Short task →
Scan each line of the records for the word "January" and extract the ones that have it.

Data to process →
○ ○ ○ ○ ○ ○ ○

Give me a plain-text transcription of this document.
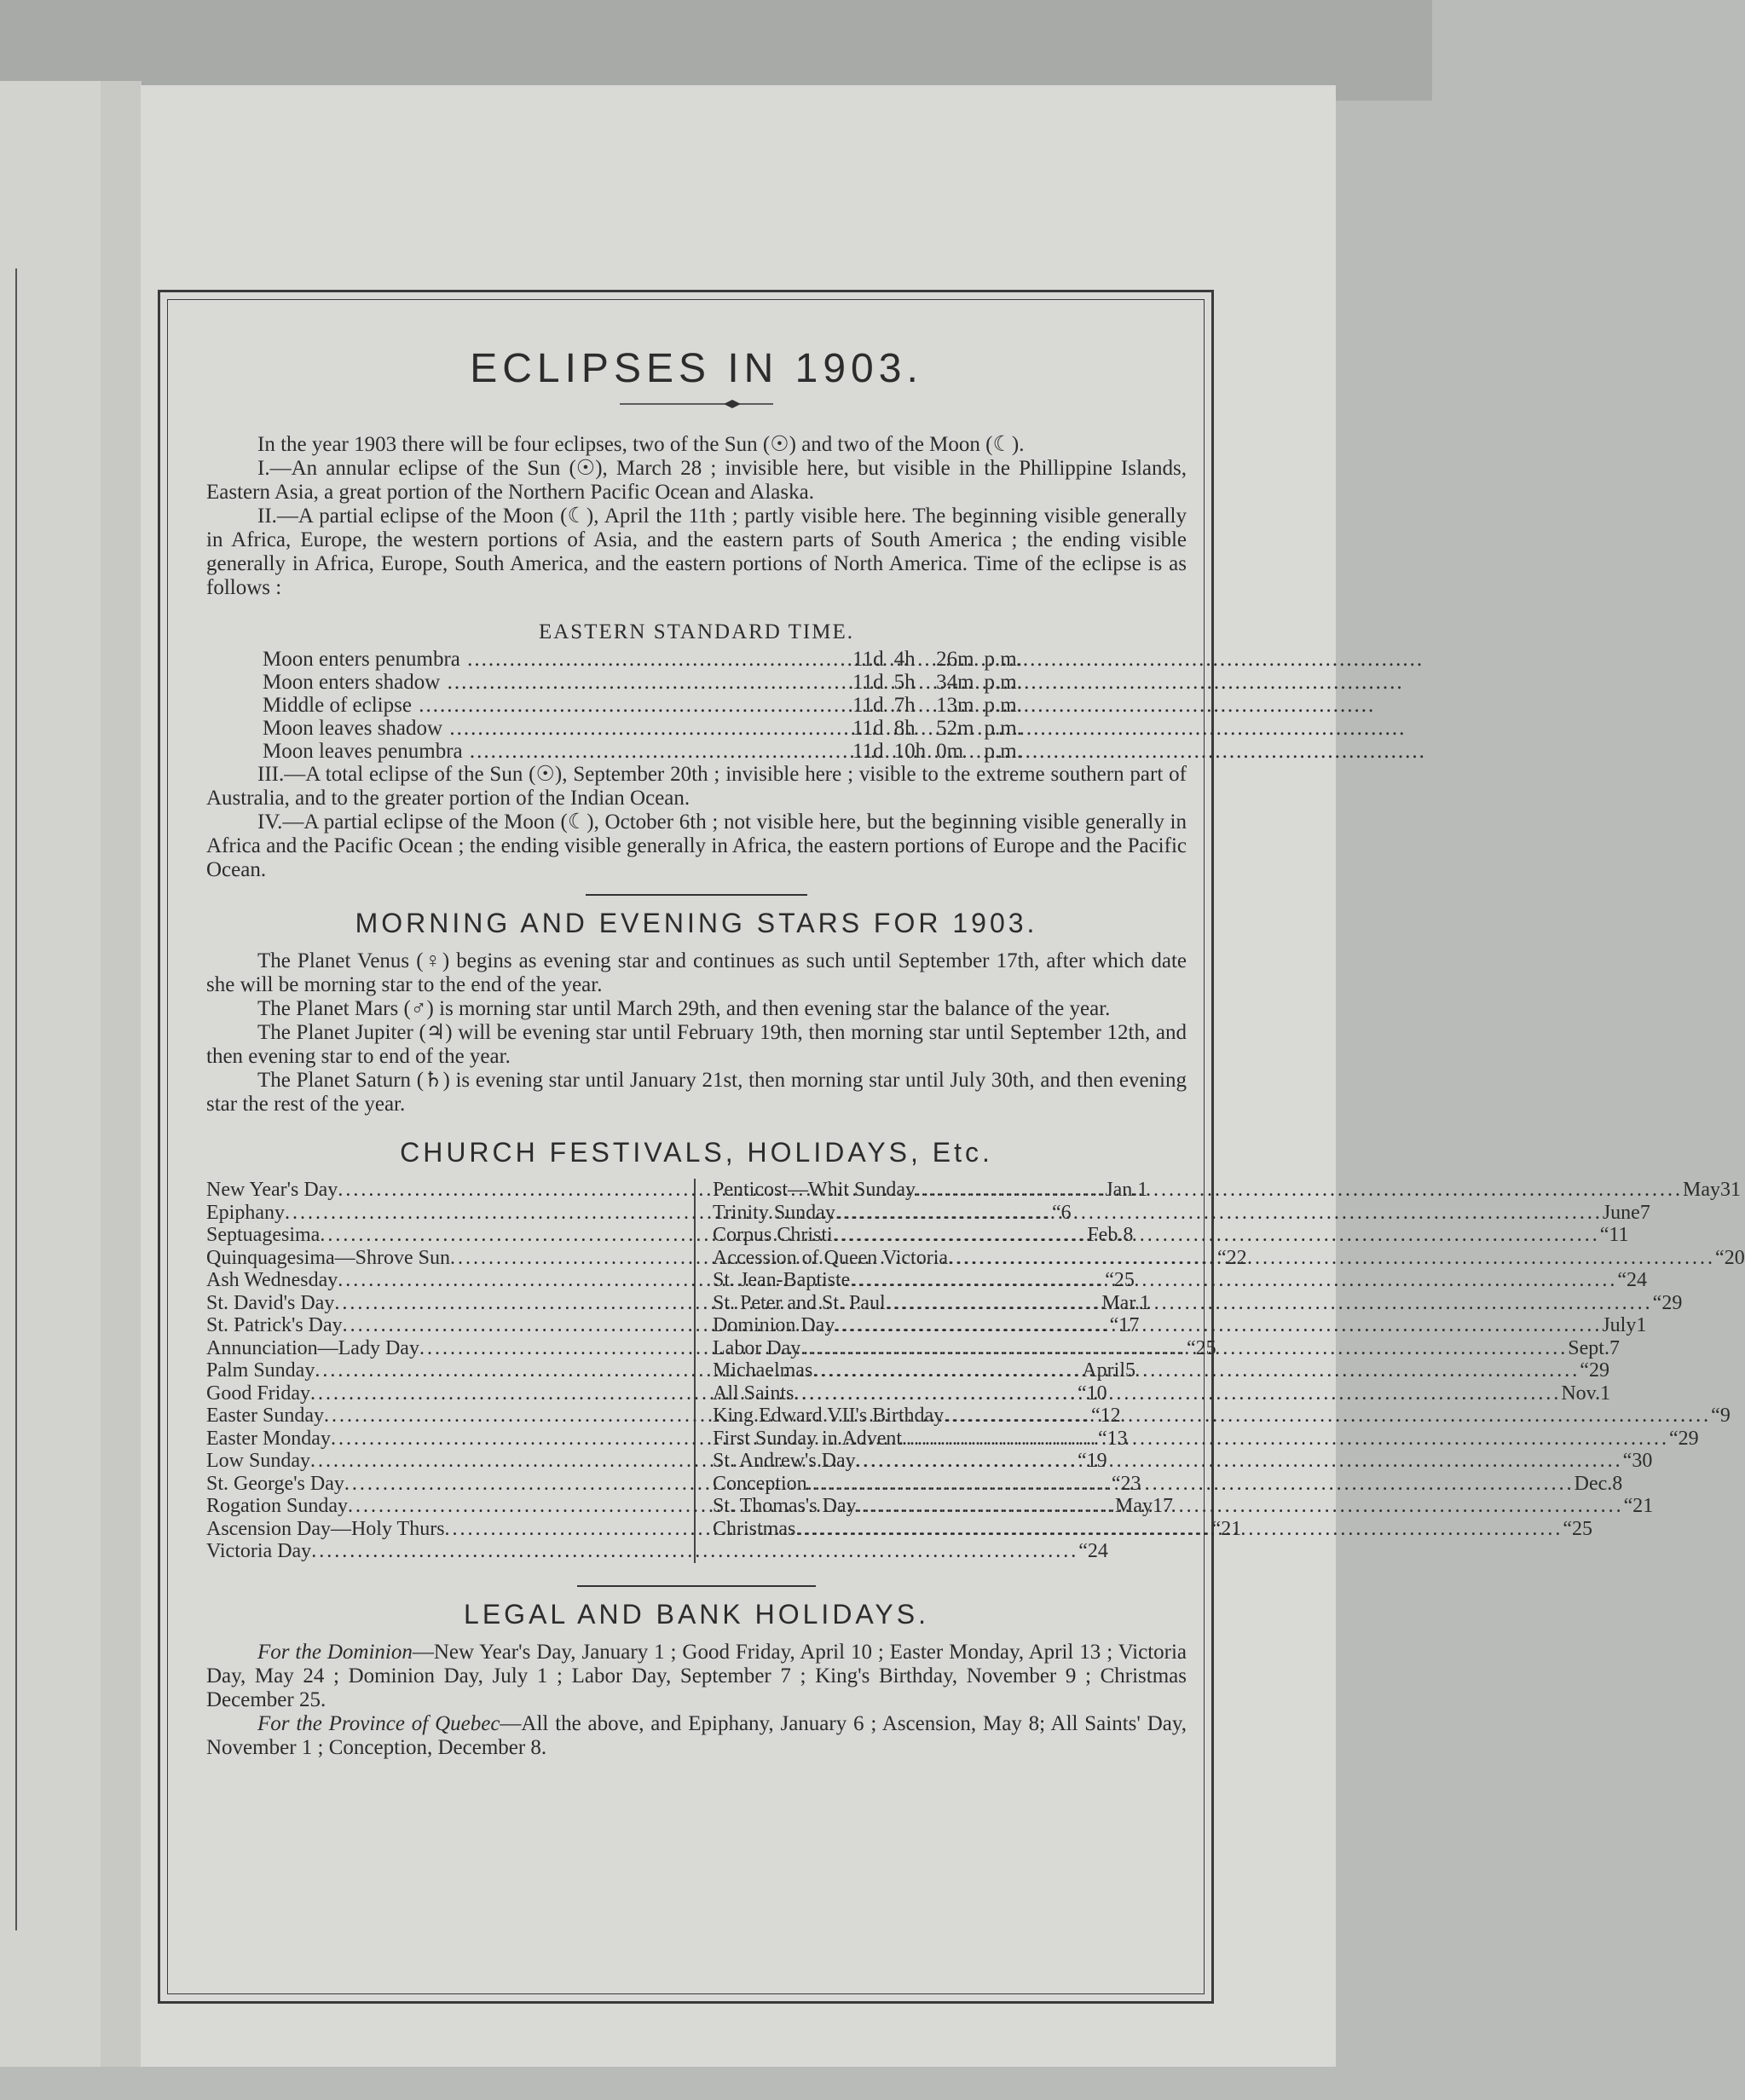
ECLIPSES IN 1903.

In the year 1903 there will be four eclipses, two of the Sun (☉) and two of the Moon (☾).

I.—An annular eclipse of the Sun (☉), March 28 ; invisible here, but visible in the Phillippine Islands, Eastern Asia, a great portion of the Northern Pacific Ocean and Alaska.

II.—A partial eclipse of the Moon (☾), April the 11th ; partly visible here. The beginning visible generally in Africa, Europe, the western portions of Asia, and the eastern parts of South America ; the ending visible generally in Africa, Europe, South America, and the eastern portions of North America. Time of the eclipse is as follows :

EASTERN STANDARD TIME.
Moon enters penumbra .....	11d	4h	26m	p.m.
Moon enters shadow .....	11d	5h	34m	p.m.
Middle of eclipse .....	11d	7h	13m	p.m.
Moon leaves shadow .....	11d	8h	52m	p.m.
Moon leaves penumbra .....	11d	10h	0m	p.m.

III.—A total eclipse of the Sun (☉), September 20th ; invisible here ; visible to the extreme southern part of Australia, and to the greater portion of the Indian Ocean.

IV.—A partial eclipse of the Moon (☾), October 6th ; not visible here, but the beginning visible generally in Africa and the Pacific Ocean ; the ending visible generally in Africa, the eastern portions of Europe and the Pacific Ocean.

MORNING AND EVENING STARS FOR 1903.

The Planet Venus (♀) begins as evening star and continues as such until September 17th, after which date she will be morning star to the end of the year.

The Planet Mars (♂) is morning star until March 29th, and then evening star the balance of the year.

The Planet Jupiter (♃) will be evening star until February 19th, then morning star until September 12th, and then evening star to end of the year.

The Planet Saturn (♄) is evening star until January 21st, then morning star until July 30th, and then evening star the rest of the year.

CHURCH FESTIVALS, HOLIDAYS, Etc.
New Year's Day .....	Jan. 1
Epiphany .....	“ 6
Septuagesima .....	Feb. 8
Quinquagesima—Shrove Sun .....	“ 22
Ash Wednesday .....	“ 25
St. David's Day .....	Mar. 1
St. Patrick's Day .....	“ 17
Annunciation—Lady Day .....	“ 25
Palm Sunday .....	April 5
Good Friday .....	“ 10
Easter Sunday .....	“ 12
Easter Monday .....	“ 13
Low Sunday .....	“ 19
St. George's Day .....	“ 23
Rogation Sunday .....	May 17
Ascension Day—Holy Thurs .....	“ 21
Victoria Day .....	“ 24
Penticost—Whit Sunday .....	May 31
Trinity Sunday .....	June 7
Corpus Christi .....	“ 11
Accession of Queen Victoria .....	“ 20
St. Jean-Baptiste .....	“ 24
St. Peter and St. Paul .....	“ 29
Dominion Day .....	July 1
Labor Day .....	Sept. 7
Michaelmas .....	“ 29
All Saints .....	Nov. 1
King Edward VII's Birthday .....	“ 9
First Sunday in Advent .....	“ 29
St. Andrew's Day .....	“ 30
Conception .....	Dec. 8
St. Thomas's Day .....	“ 21
Christmas .....	“ 25
LEGAL AND BANK HOLIDAYS.

For the Dominion—New Year's Day, January 1 ; Good Friday, April 10 ; Easter Monday, April 13 ; Victoria Day, May 24 ; Dominion Day, July 1 ; Labor Day, September 7 ; King's Birthday, November 9 ; Christmas December 25.

For the Province of Quebec—All the above, and Epiphany, January 6 ; Ascension, May 8; All Saints' Day, November 1 ; Conception, December 8.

○ ○ ○ ○ ○ ○ ○

Answer to the task →
The Planet Saturn (♄) is evening star until January 21st, then morning star until July 30th, and then evening star the rest of the year.
For the Dominion—New Year's Day, January 1 ; Good Friday, April 10 ; Easter Monday, April 13 ; Victoria Day, May 24 ; Dominion Day, July 1 ; Labor Day, September 7 ; King's Birthday, November 9 ; Christmas December 25.
For the Province of Quebec—All the above, and Epiphany, January 6 ; Ascension, May 8; All Saints' Day, November 1 ; Conception, December 8.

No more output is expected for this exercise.